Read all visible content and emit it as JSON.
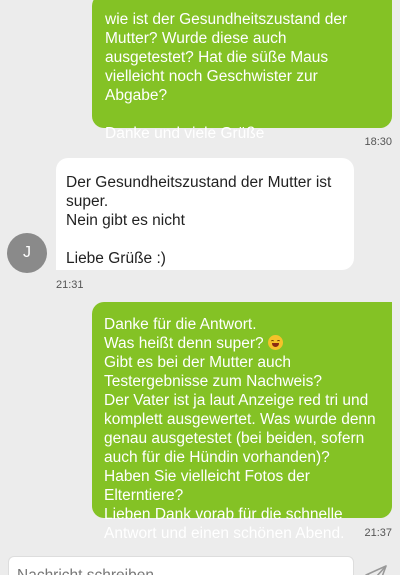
{
  "messages": [
    {
      "direction": "outgoing",
      "text": "wie ist der Gesundheitszustand der Mutter? Wurde diese auch ausgetestet? Hat die süße Maus vielleicht noch Geschwister zur Abgabe?\n\nDanke und viele Grüße",
      "time": "18:30"
    },
    {
      "direction": "incoming",
      "text": "Der Gesundheitszustand der Mutter ist super.\nNein gibt es nicht\n\nLiebe Grüße :)",
      "time": "21:31",
      "avatar_initial": "J"
    },
    {
      "direction": "outgoing",
      "text_before_emoji": "Danke für die Antwort.\nWas heißt denn super? ",
      "emoji": "grinning-sweat-face",
      "text_after_emoji": "\nGibt es bei der Mutter auch Testergebnisse zum Nachweis?\nDer Vater ist ja laut Anzeige red tri und komplett ausgewertet. Was wurde denn genau ausgetestet (bei beiden, sofern auch für die Hündin vorhanden)?\nHaben Sie vielleicht Fotos der Elterntiere?\nLieben Dank vorab für die schnelle Antwort und einen schönen Abend.",
      "time": "21:37"
    }
  ],
  "composer": {
    "placeholder": "Nachricht schreiben",
    "send_icon": "send-icon"
  },
  "colors": {
    "background": "#ececec",
    "outgoing_bubble": "#84c225",
    "incoming_bubble": "#ffffff",
    "avatar": "#8a8a8a"
  }
}
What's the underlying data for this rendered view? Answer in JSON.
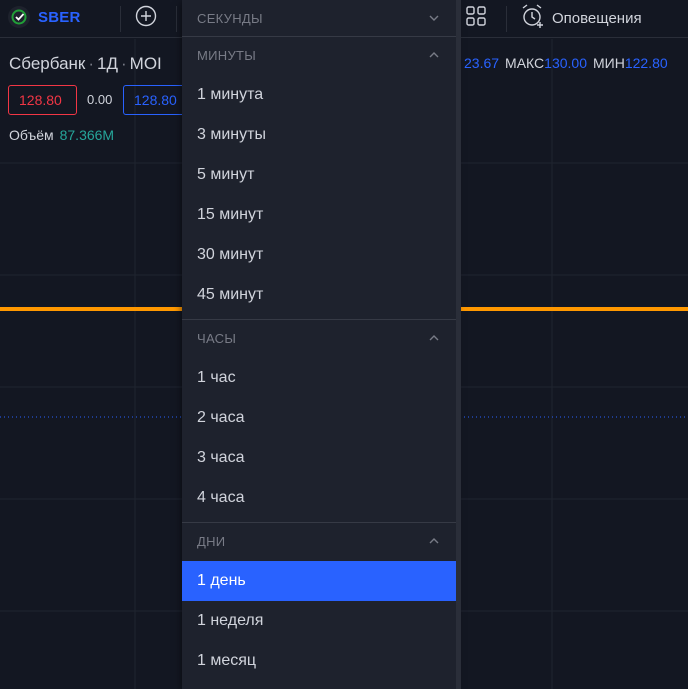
{
  "toolbar": {
    "symbol": "SBER",
    "alerts_label": "Оповещения"
  },
  "legend": {
    "title_name": "Сбербанк",
    "title_interval": "1Д",
    "title_exchange": "MOI",
    "ohlc_partial_value": "23.67",
    "high_label": "МАКС",
    "high_value": "130.00",
    "low_label": "МИН",
    "low_value": "122.80",
    "sell_price": "128.80",
    "spread": "0.00",
    "buy_price": "128.80",
    "volume_label": "Объём",
    "volume_value": "87.366M"
  },
  "chart": {
    "price_line_color": "#ff9800",
    "dotted_line_color": "#2962ff"
  },
  "dropdown": {
    "sections": [
      {
        "title": "СЕКУНДЫ",
        "expanded": false,
        "items": []
      },
      {
        "title": "МИНУТЫ",
        "expanded": true,
        "items": [
          "1 минута",
          "3 минуты",
          "5 минут",
          "15 минут",
          "30 минут",
          "45 минут"
        ]
      },
      {
        "title": "ЧАСЫ",
        "expanded": true,
        "items": [
          "1 час",
          "2 часа",
          "3 часа",
          "4 часа"
        ]
      },
      {
        "title": "ДНИ",
        "expanded": true,
        "items": [
          "1 день",
          "1 неделя",
          "1 месяц"
        ]
      }
    ],
    "selected": "1 день",
    "accent_color": "#2962ff"
  }
}
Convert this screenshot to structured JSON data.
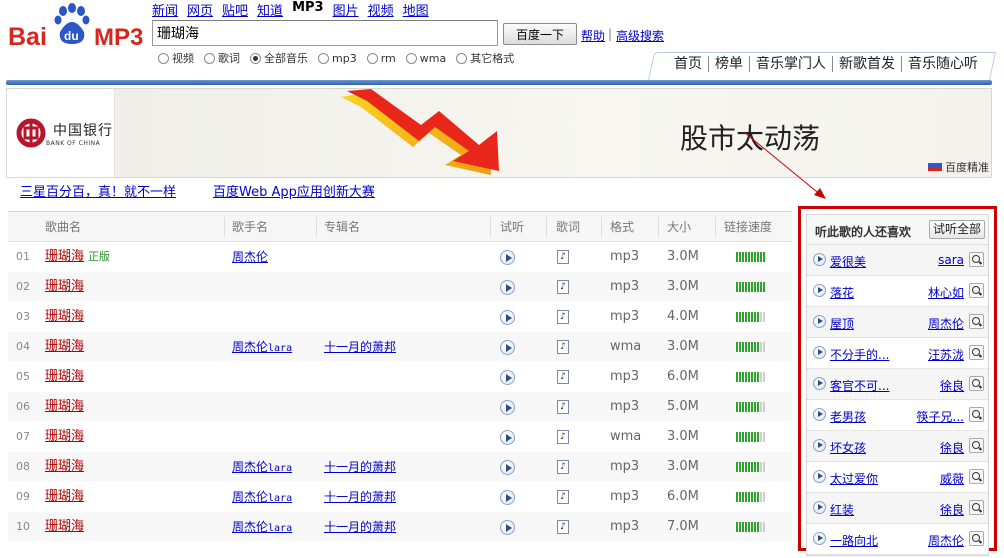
{
  "logo": {
    "text_baidu_a": "Bai",
    "text_du": "du",
    "text_mp3": "MP3",
    "color_red": "#d9261c",
    "color_blue": "#2a56c6"
  },
  "topnav": [
    {
      "label": "新闻",
      "current": false
    },
    {
      "label": "网页",
      "current": false
    },
    {
      "label": "贴吧",
      "current": false
    },
    {
      "label": "知道",
      "current": false
    },
    {
      "label": "MP3",
      "current": true
    },
    {
      "label": "图片",
      "current": false
    },
    {
      "label": "视频",
      "current": false
    },
    {
      "label": "地图",
      "current": false
    }
  ],
  "search": {
    "value": "珊瑚海",
    "button_label": "百度一下",
    "help_label": "帮助",
    "separator": "|",
    "advanced_label": "高级搜索"
  },
  "formats": [
    {
      "label": "视频",
      "checked": false
    },
    {
      "label": "歌词",
      "checked": false
    },
    {
      "label": "全部音乐",
      "checked": true
    },
    {
      "label": "mp3",
      "checked": false
    },
    {
      "label": "rm",
      "checked": false
    },
    {
      "label": "wma",
      "checked": false
    },
    {
      "label": "其它格式",
      "checked": false
    }
  ],
  "subnav": [
    "首页",
    "榜单",
    "音乐掌门人",
    "新歌首发",
    "音乐随心听"
  ],
  "banner": {
    "bank_name_cn": "中国银行",
    "bank_name_en": "BANK OF CHINA",
    "slogan": "股市太动荡",
    "ad_label": "百度精准"
  },
  "promos": [
    "三星百分百，真！就不一样",
    "百度Web App应用创新大赛"
  ],
  "table": {
    "headers": {
      "song": "歌曲名",
      "singer": "歌手名",
      "album": "专辑名",
      "listen": "试听",
      "lyrics": "歌词",
      "format": "格式",
      "size": "大小",
      "speed": "链接速度"
    },
    "rows": [
      {
        "num": "01",
        "song": "珊瑚海",
        "tag": "正版",
        "singer": "周杰伦",
        "singer_suffix": "",
        "album": "",
        "format": "mp3",
        "size": "3.0M",
        "speed": 10
      },
      {
        "num": "02",
        "song": "珊瑚海",
        "tag": "",
        "singer": "",
        "singer_suffix": "",
        "album": "",
        "format": "mp3",
        "size": "3.0M",
        "speed": 10
      },
      {
        "num": "03",
        "song": "珊瑚海",
        "tag": "",
        "singer": "",
        "singer_suffix": "",
        "album": "",
        "format": "mp3",
        "size": "4.0M",
        "speed": 8
      },
      {
        "num": "04",
        "song": "珊瑚海",
        "tag": "",
        "singer": "周杰伦",
        "singer_suffix": "lara",
        "album": "十一月的萧邦",
        "format": "wma",
        "size": "3.0M",
        "speed": 8
      },
      {
        "num": "05",
        "song": "珊瑚海",
        "tag": "",
        "singer": "",
        "singer_suffix": "",
        "album": "",
        "format": "mp3",
        "size": "6.0M",
        "speed": 8
      },
      {
        "num": "06",
        "song": "珊瑚海",
        "tag": "",
        "singer": "",
        "singer_suffix": "",
        "album": "",
        "format": "mp3",
        "size": "5.0M",
        "speed": 8
      },
      {
        "num": "07",
        "song": "珊瑚海",
        "tag": "",
        "singer": "",
        "singer_suffix": "",
        "album": "",
        "format": "wma",
        "size": "3.0M",
        "speed": 8
      },
      {
        "num": "08",
        "song": "珊瑚海",
        "tag": "",
        "singer": "周杰伦",
        "singer_suffix": "lara",
        "album": "十一月的萧邦",
        "format": "mp3",
        "size": "3.0M",
        "speed": 8
      },
      {
        "num": "09",
        "song": "珊瑚海",
        "tag": "",
        "singer": "周杰伦",
        "singer_suffix": "lara",
        "album": "十一月的萧邦",
        "format": "mp3",
        "size": "6.0M",
        "speed": 8
      },
      {
        "num": "10",
        "song": "珊瑚海",
        "tag": "",
        "singer": "周杰伦",
        "singer_suffix": "lara",
        "album": "十一月的萧邦",
        "format": "mp3",
        "size": "7.0M",
        "speed": 8
      }
    ]
  },
  "recommend": {
    "title": "听此歌的人还喜欢",
    "listen_all_label": "试听全部",
    "items": [
      {
        "song": "爱很美",
        "singer": "sara"
      },
      {
        "song": "落花",
        "singer": "林心如"
      },
      {
        "song": "屋顶",
        "singer": "周杰伦"
      },
      {
        "song": "不分手的...",
        "singer": "汪苏泷"
      },
      {
        "song": "客官不可...",
        "singer": "徐良"
      },
      {
        "song": "老男孩",
        "singer": "筷子兄..."
      },
      {
        "song": "坏女孩",
        "singer": "徐良"
      },
      {
        "song": "太过爱你",
        "singer": "威薇"
      },
      {
        "song": "红装",
        "singer": "徐良"
      },
      {
        "song": "一路向北",
        "singer": "周杰伦"
      }
    ]
  },
  "colors": {
    "song_link": "#b10000",
    "link": "#0000cc",
    "highlight_border": "#cc0000",
    "speed_bar": "#2fa32f",
    "header_bar": "#2f5fad"
  },
  "icons": [
    "baidu-paw-icon",
    "play-icon",
    "lyrics-icon",
    "search-icon",
    "bank-of-china-logo-icon",
    "flag-icon"
  ]
}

- - -

Set exercise | Whichever lines contain the string "data", select and copy them.

Full response |
What's the underlying data for this rendered view? Answer in JSON.
Convert this screenshot to structured JSON data.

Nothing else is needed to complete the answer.